[Given problem]
Find and copy each line of the records where the string "Information" shows up.
━━━━━ Data to process
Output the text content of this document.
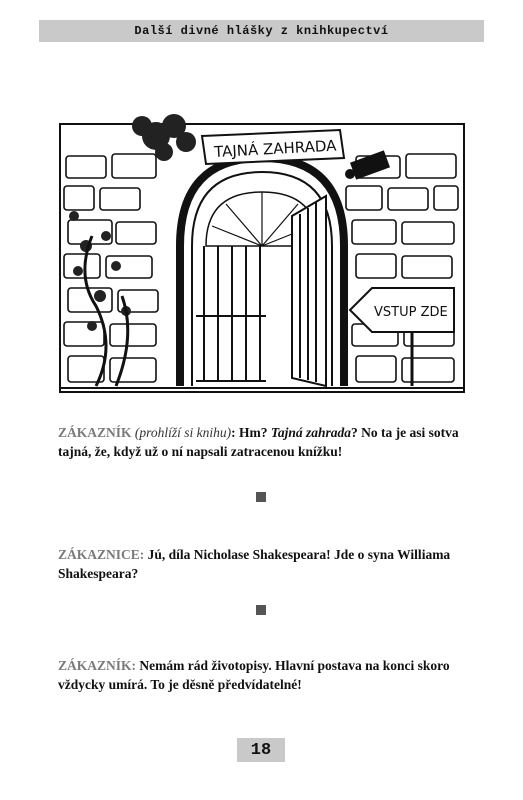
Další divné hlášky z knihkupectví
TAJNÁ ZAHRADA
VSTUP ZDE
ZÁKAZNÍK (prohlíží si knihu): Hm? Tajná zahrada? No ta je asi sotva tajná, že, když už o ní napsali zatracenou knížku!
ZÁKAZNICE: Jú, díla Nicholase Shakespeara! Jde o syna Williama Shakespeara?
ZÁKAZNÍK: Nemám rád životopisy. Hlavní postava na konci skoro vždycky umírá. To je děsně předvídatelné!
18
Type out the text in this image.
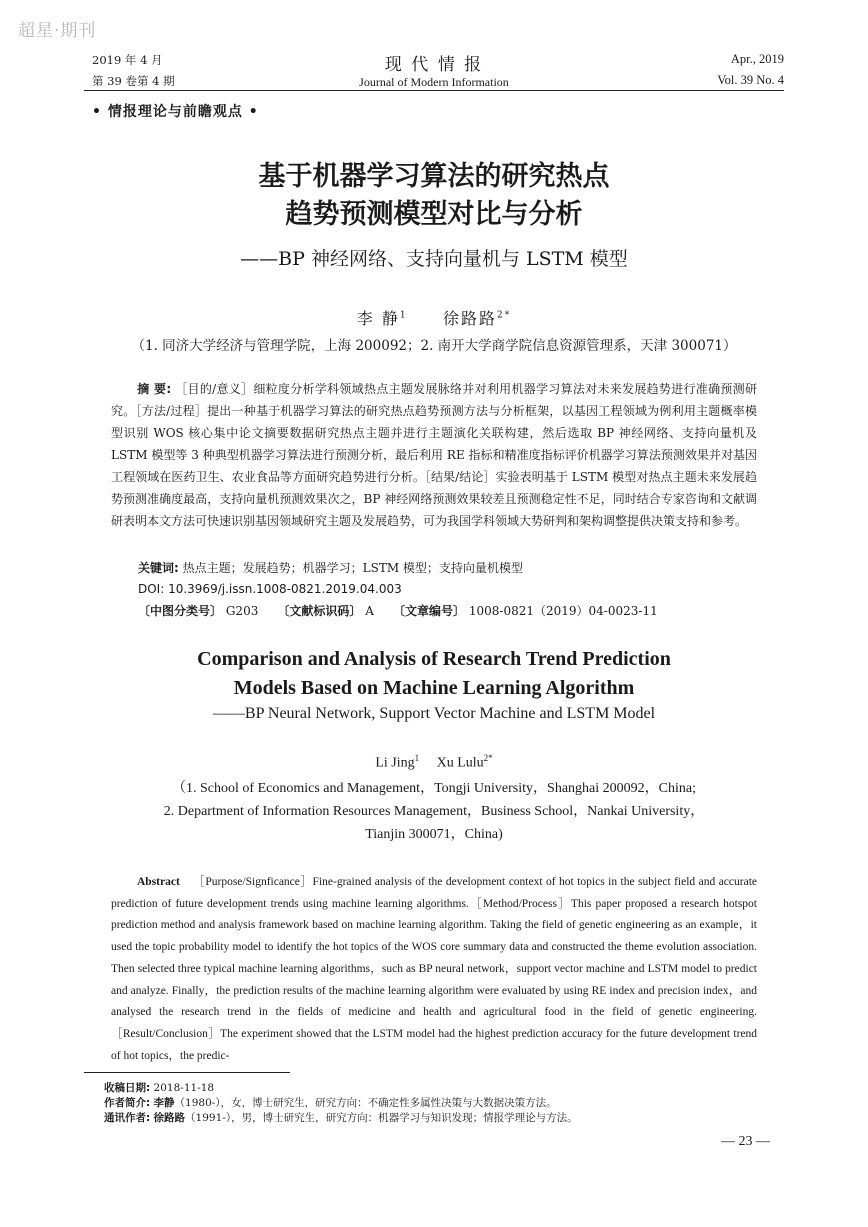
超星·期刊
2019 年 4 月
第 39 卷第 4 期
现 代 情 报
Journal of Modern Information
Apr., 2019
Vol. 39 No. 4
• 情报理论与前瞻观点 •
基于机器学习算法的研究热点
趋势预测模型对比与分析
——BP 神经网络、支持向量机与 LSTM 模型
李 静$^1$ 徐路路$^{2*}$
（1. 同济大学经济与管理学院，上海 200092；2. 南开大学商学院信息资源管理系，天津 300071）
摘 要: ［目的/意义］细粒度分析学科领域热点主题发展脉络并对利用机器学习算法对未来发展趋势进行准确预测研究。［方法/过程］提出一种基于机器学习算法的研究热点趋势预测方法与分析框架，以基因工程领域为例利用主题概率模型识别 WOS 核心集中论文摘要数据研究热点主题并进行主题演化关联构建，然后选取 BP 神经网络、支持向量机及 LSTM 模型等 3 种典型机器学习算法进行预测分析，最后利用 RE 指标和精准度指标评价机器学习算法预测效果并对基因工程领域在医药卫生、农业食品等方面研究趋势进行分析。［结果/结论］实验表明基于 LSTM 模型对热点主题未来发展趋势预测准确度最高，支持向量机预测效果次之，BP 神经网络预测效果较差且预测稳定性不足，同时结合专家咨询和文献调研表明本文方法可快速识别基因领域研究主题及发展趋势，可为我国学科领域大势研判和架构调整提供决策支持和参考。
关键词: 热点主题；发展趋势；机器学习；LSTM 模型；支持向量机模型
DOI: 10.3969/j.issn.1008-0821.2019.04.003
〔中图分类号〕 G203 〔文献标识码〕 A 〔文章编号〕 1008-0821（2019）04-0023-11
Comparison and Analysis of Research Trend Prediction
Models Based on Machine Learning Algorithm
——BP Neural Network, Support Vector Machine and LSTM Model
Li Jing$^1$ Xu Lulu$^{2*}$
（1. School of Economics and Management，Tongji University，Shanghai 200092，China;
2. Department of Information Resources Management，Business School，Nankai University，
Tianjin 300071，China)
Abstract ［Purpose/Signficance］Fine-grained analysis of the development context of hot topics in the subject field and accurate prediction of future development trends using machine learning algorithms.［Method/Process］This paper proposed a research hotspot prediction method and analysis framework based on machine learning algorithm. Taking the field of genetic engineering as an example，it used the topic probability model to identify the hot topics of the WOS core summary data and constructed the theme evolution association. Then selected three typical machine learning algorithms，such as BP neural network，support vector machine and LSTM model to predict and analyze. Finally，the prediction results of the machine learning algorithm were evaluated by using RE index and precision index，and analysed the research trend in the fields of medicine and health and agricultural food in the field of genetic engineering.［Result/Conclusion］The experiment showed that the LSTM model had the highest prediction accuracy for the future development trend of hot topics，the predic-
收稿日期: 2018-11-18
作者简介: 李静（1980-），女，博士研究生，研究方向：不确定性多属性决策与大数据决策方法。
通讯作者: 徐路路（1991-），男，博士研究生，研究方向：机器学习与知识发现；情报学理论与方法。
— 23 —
━━━━━━━━━━
[Finished answer]
Journal of Modern Information
2. Department of Information Resources Management，Business School，Nankai University，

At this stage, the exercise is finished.